▶ [SET EXERCISE A] Extract the rows from the first one through the line that contains "indicator-tab[interactable]: [682, 787, 719, 805]", keeping both of those lines, and reproduce them unchanged.
───── DOCUMENT EXCERPT
The anthem, “Ethiopia (Thou Land of Our Fathers),” in performance was the evidence of citizenship on the lips of UNIA members. Like the Declaration of Rights, it was a defining text of the organization that ushered its performers into complex conversations and practices of race and nation, thereby becoming a centrifugal element and catalyst for a plethora of politico-cultural activities and symbols used to unite the “scattered of Africa.” Culture was developed and mobilized within the organization by a cast of religious leaders, organizers, and musicians—including, notably, the anthem’s co-composer and UNIA musical director Arnold Ford—as a strategy to build identification and solidarity among and between Afro-diasporic communities. This previously unknown combination of racial politics and performance made the UNIA the most adroit race organization of the immediate post–World War I order.
──────────
───── PROVIDED ENTRIES
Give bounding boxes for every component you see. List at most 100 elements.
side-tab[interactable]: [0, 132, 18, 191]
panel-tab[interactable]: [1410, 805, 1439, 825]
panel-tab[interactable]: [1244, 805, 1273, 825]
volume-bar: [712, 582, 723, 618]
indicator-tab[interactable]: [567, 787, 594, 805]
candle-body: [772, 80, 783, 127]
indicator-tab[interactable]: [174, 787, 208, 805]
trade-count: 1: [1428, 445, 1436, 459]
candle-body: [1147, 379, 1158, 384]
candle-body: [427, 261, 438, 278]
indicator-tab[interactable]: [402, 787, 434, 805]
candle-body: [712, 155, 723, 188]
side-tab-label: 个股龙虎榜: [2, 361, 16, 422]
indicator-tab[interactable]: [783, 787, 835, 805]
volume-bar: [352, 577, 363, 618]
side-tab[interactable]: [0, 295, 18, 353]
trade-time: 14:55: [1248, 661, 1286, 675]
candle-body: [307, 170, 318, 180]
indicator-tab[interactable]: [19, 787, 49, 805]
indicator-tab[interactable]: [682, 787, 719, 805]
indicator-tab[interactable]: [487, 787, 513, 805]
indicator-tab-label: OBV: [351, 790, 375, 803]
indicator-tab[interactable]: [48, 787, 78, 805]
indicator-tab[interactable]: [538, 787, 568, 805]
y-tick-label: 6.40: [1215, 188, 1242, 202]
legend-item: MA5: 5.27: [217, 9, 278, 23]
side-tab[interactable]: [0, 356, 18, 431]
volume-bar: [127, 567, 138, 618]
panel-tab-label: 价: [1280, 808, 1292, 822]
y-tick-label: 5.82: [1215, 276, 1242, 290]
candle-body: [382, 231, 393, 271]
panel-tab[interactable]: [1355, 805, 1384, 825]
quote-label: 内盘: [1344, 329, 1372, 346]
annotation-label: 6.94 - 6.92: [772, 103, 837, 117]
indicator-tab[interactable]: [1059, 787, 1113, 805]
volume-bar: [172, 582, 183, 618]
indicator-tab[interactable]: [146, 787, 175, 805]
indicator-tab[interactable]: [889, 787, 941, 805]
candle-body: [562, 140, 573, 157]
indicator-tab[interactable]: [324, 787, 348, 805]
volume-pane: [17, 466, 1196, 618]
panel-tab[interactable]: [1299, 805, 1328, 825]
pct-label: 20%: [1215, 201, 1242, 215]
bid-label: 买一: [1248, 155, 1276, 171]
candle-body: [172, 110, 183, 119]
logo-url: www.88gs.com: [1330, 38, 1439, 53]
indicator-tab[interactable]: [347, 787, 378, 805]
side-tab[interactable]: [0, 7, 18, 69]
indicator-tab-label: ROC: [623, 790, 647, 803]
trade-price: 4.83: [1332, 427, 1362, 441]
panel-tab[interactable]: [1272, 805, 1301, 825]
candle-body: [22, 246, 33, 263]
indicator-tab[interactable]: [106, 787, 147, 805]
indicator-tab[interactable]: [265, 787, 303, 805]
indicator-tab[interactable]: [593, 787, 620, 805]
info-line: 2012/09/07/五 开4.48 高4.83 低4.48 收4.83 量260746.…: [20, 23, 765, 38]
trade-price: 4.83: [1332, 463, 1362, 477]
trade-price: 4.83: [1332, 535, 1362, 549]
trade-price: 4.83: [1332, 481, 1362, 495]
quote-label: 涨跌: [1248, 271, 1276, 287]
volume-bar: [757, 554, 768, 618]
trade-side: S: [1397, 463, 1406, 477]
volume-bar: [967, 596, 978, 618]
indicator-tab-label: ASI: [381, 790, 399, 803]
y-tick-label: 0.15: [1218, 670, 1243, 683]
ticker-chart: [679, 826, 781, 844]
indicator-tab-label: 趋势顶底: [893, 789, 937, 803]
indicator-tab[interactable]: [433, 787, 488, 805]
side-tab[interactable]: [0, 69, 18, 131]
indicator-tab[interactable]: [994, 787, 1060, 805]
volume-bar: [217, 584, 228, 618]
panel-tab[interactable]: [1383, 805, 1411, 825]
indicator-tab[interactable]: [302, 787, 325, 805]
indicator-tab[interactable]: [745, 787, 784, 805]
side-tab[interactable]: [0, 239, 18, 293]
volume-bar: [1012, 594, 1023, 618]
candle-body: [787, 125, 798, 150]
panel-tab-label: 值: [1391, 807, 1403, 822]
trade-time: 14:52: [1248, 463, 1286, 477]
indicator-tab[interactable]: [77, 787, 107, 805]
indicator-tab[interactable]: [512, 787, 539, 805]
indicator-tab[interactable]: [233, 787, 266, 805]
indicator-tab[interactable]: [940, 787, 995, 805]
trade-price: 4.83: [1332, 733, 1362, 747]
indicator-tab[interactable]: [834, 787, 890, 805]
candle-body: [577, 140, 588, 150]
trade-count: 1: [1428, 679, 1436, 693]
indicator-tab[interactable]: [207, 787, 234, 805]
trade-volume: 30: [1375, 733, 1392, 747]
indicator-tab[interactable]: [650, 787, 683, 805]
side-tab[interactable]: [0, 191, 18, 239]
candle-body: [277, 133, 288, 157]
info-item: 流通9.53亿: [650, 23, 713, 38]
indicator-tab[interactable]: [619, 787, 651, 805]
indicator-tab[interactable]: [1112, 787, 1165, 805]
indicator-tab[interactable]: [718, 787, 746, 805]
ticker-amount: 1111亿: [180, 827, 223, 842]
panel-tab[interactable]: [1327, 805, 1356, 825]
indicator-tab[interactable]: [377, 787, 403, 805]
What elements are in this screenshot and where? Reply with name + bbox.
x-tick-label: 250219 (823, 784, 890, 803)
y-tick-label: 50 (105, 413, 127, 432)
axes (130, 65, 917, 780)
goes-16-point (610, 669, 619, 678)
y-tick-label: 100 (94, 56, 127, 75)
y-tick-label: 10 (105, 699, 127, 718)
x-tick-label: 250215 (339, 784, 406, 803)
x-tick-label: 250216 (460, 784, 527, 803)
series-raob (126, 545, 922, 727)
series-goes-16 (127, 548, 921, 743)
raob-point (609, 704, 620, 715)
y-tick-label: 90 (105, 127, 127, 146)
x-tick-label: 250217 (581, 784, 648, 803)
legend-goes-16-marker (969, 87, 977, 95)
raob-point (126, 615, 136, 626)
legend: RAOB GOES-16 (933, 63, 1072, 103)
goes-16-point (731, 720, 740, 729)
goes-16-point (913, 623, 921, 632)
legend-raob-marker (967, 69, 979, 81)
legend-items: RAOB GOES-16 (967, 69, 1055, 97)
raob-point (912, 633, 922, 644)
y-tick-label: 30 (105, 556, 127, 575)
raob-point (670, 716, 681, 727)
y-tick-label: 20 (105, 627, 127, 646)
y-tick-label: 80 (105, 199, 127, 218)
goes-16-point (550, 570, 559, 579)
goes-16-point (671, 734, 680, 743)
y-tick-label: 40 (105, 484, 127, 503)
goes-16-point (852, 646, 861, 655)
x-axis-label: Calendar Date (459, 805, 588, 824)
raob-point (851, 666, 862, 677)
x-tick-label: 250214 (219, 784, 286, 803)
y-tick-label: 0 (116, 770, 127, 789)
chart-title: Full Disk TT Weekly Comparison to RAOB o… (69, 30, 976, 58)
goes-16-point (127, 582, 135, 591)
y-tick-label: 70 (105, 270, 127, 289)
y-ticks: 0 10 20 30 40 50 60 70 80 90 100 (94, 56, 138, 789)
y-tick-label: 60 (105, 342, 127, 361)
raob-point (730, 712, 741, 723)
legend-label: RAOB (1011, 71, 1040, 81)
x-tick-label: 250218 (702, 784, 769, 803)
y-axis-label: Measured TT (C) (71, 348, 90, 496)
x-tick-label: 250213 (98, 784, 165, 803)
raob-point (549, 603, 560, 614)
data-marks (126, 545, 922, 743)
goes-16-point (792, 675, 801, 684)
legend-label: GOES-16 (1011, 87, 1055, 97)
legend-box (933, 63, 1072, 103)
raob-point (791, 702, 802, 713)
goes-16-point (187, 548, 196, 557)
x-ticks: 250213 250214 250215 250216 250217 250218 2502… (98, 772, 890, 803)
──────────
▶ [SET EXERCISE B] Write the next few sentences of the passage on the UNIA anthem, picking up right after its final sentence.

▶ [TASK RESULT A]
Give bounding boxes for every component you see. List at most 100 elements.
side-tab[interactable]: [0, 132, 18, 191]
panel-tab[interactable]: [1410, 805, 1439, 825]
panel-tab[interactable]: [1244, 805, 1273, 825]
volume-bar: [712, 582, 723, 618]
indicator-tab[interactable]: [567, 787, 594, 805]
candle-body: [772, 80, 783, 127]
indicator-tab[interactable]: [174, 787, 208, 805]
trade-count: 1: [1428, 445, 1436, 459]
candle-body: [1147, 379, 1158, 384]
candle-body: [427, 261, 438, 278]
indicator-tab[interactable]: [402, 787, 434, 805]
candle-body: [712, 155, 723, 188]
side-tab-label: 个股龙虎榜: [2, 361, 16, 422]
indicator-tab[interactable]: [783, 787, 835, 805]
volume-bar: [352, 577, 363, 618]
side-tab[interactable]: [0, 295, 18, 353]
trade-time: 14:55: [1248, 661, 1286, 675]
candle-body: [307, 170, 318, 180]
indicator-tab[interactable]: [19, 787, 49, 805]
indicator-tab[interactable]: [682, 787, 719, 805]

▶ [TASK RESULT B]
The UNIA practiced what performance scholar Honor Ford-Smith terms an “ecology of cultural production,” which provided Black men and women the space to develop, distribute, and control their own representations. This process, “combined with cultural critique and audience education,” made up a matrix of arts and performance whose didactic purposes propelled the organization forward.2 A crucial centerpiece to this cultural project was the UNIA anthem, “Ethiopia (Thou Land of Our Fathers),” a text that launched the impressive platform of the organization even as its composition and performances around the world exposed the dangers of its gendered rhetoric. With this song serving as a mouthpiece for the organization, international divisions flourished from Canada to Australia, but nowhere more densely than in Cuba. As Black bodies traveled the globe following World War I, so too did the UNIA, and its performances forever altered the expectations, ambitions, and projects of the African descended and their protest organizations.

Black August: Building and Defying Convention(s)

By the time of the August 1920 convention the UNIA was more than six years old. Founded in Jamaica in 1914 by printer and race man Marcus Mosiah Garvey and his soon-to-be wife, Amy Ashwood, the UNIA taught thrift, dedication, and simple ambition to its followers.3 This early stage of the organization was characterized by a resistance to political participation—a position deeply influenced by Garvey’s relationship to the teachings of Black American leader Booker T. Washington.4 A 1916 trip to the United States, in which he witnessed the nation’s unique brand of Jim Crow, changed Garvey’s perspective on politics and impressed upon him the necessity of a strong race program based in the political desires of Afro-diasporic communities. As the message and spectacle of the 1920 convention demonstrates, both Garvey and the organization quickly adjusted their political philosophies in order to respond to the growing racial antagonisms within the United States.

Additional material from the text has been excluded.